INFORMATION SUPPLIED =>
--- Begin ---
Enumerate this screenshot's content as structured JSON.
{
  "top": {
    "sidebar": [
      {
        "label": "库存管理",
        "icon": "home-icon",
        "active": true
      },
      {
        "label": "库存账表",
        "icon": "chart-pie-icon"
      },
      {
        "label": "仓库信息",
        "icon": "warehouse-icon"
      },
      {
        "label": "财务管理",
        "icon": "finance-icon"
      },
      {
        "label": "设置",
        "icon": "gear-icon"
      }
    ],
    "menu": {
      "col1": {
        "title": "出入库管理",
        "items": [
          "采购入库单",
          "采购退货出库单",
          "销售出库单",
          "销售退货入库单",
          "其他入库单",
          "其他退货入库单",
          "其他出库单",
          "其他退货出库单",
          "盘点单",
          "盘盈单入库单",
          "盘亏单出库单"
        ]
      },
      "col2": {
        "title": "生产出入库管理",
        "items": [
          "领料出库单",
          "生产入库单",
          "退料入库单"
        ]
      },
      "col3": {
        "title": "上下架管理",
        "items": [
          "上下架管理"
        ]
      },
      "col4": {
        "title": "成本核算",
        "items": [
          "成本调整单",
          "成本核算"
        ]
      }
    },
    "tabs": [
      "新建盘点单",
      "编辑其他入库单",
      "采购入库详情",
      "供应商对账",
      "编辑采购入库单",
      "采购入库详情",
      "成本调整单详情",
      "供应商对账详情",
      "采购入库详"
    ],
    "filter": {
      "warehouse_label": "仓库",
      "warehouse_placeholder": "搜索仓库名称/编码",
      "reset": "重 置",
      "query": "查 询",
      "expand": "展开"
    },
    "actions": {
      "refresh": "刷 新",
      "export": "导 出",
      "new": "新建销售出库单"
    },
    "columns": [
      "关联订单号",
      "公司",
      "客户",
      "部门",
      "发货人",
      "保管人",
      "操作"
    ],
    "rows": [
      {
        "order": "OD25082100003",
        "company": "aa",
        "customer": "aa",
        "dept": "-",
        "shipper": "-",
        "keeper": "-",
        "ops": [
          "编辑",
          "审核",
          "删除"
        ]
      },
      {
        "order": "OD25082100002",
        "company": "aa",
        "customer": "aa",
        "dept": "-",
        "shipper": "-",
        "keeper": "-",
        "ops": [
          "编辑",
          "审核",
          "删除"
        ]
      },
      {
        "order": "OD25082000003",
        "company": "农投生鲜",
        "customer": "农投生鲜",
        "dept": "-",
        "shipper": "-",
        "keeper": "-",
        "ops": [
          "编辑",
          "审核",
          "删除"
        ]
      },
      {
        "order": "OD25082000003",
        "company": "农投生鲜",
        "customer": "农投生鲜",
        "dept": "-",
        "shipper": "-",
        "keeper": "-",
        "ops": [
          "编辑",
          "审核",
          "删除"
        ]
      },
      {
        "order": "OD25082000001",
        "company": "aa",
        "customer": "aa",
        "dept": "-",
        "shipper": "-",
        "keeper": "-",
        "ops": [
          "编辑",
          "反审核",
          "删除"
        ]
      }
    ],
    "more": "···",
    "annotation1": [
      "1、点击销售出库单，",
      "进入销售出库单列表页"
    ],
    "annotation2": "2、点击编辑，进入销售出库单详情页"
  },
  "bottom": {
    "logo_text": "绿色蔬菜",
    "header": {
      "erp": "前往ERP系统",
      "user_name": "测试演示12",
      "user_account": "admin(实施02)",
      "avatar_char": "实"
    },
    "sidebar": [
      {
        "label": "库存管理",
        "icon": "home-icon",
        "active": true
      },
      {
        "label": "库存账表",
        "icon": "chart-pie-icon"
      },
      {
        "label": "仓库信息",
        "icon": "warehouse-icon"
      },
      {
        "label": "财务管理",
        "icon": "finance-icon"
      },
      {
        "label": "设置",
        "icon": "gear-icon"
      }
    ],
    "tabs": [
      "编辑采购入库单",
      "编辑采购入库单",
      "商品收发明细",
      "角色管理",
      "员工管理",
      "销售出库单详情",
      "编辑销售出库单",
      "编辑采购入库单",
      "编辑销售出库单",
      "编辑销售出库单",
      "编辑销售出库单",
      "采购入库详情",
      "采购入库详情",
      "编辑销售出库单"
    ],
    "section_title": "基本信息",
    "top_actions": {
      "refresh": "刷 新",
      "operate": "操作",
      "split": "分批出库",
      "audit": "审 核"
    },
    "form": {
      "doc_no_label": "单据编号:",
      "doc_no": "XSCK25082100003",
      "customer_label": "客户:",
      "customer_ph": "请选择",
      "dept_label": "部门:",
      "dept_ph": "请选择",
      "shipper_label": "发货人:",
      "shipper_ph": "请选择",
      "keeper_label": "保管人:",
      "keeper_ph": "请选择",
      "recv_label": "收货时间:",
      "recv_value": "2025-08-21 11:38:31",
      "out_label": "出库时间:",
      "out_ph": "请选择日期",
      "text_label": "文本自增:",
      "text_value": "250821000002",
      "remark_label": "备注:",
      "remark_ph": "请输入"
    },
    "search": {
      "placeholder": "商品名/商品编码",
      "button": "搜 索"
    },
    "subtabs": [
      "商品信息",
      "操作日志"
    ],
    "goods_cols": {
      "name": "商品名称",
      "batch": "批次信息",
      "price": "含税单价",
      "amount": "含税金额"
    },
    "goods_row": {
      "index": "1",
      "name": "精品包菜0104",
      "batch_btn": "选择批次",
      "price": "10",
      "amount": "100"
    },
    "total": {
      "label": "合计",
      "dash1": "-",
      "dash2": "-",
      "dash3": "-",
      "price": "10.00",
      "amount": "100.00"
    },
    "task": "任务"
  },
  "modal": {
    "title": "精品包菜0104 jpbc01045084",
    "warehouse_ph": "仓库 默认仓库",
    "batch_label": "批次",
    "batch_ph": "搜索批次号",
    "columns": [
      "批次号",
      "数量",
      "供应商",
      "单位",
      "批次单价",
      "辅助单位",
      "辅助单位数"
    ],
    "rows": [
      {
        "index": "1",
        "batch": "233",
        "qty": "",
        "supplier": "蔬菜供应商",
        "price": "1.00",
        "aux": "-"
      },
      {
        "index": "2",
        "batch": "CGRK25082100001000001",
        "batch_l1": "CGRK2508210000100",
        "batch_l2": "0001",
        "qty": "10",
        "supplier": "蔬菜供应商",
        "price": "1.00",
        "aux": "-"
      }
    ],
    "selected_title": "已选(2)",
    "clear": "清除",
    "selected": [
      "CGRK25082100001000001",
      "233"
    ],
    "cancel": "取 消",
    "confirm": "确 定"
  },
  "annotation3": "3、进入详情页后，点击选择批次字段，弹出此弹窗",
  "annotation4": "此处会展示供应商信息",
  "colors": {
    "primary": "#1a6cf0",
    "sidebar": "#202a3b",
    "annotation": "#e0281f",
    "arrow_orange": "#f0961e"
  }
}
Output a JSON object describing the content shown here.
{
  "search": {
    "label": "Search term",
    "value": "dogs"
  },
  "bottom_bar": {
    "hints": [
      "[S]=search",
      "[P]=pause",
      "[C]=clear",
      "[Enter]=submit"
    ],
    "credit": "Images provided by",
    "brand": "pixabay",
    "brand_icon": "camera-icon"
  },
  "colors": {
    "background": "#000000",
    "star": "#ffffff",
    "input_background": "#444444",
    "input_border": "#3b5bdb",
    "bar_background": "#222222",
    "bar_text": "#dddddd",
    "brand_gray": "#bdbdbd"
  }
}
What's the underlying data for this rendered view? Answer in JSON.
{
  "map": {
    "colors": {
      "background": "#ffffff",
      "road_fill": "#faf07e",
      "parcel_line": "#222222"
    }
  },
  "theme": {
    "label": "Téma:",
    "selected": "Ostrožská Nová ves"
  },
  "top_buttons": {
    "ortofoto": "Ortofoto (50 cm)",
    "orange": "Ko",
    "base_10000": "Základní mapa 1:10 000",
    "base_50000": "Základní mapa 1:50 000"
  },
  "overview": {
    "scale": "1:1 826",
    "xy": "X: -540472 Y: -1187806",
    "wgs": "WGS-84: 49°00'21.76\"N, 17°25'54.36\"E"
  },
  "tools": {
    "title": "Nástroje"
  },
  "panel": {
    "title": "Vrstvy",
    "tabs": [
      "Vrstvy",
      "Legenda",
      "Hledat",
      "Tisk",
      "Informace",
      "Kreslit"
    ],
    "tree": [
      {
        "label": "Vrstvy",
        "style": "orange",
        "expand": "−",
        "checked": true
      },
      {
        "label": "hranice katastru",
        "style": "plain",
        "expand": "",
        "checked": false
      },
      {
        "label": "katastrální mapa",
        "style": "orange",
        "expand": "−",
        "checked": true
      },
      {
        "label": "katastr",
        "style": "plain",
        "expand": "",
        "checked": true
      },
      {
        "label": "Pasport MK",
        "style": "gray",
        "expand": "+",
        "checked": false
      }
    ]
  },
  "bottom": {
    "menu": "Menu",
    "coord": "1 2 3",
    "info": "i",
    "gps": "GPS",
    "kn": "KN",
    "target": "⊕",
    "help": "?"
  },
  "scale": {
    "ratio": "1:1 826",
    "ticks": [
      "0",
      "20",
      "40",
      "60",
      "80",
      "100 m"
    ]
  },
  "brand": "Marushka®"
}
--- End ---
The required output is the number of lines containing the word "price", and nothing besides.

SOLUTION =>
5